PROBLEM TO WORK ON: For the data below, work out how many lines include the string "color" and report only the number.

GIVEN DATA:
......

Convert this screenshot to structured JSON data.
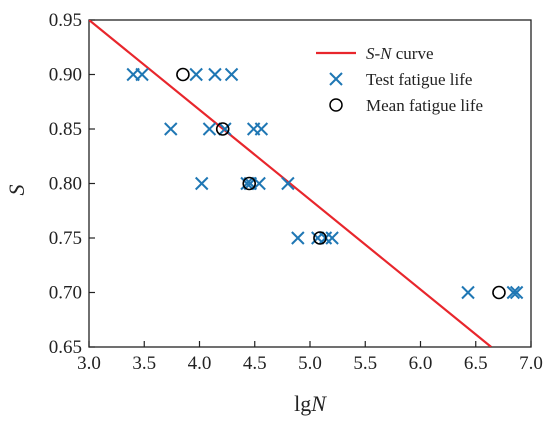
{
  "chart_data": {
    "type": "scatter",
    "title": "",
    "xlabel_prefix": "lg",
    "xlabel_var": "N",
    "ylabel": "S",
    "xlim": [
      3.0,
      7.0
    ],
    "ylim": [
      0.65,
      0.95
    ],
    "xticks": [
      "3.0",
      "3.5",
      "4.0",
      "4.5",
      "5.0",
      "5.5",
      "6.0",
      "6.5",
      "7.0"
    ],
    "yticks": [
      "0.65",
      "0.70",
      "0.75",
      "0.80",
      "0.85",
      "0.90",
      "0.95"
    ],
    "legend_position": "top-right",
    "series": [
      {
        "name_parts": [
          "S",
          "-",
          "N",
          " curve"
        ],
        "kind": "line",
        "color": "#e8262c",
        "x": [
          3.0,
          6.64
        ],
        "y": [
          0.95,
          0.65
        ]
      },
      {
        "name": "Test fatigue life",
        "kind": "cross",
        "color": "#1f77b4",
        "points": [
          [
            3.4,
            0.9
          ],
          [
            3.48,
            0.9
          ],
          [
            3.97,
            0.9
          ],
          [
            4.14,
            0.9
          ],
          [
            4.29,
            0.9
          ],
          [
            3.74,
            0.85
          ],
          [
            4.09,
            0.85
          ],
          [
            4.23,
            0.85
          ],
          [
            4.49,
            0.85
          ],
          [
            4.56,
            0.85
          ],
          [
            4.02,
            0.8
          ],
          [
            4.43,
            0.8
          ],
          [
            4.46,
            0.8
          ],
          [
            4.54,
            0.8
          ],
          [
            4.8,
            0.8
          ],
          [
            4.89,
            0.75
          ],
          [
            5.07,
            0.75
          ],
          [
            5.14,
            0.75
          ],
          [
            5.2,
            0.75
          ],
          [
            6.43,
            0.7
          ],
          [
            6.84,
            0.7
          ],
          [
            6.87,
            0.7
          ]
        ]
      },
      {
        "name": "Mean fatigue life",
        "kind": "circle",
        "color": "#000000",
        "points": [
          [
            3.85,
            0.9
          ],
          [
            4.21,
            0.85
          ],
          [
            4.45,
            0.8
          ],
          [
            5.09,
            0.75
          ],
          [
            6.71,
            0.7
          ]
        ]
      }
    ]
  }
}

......

TASK RESULT: 3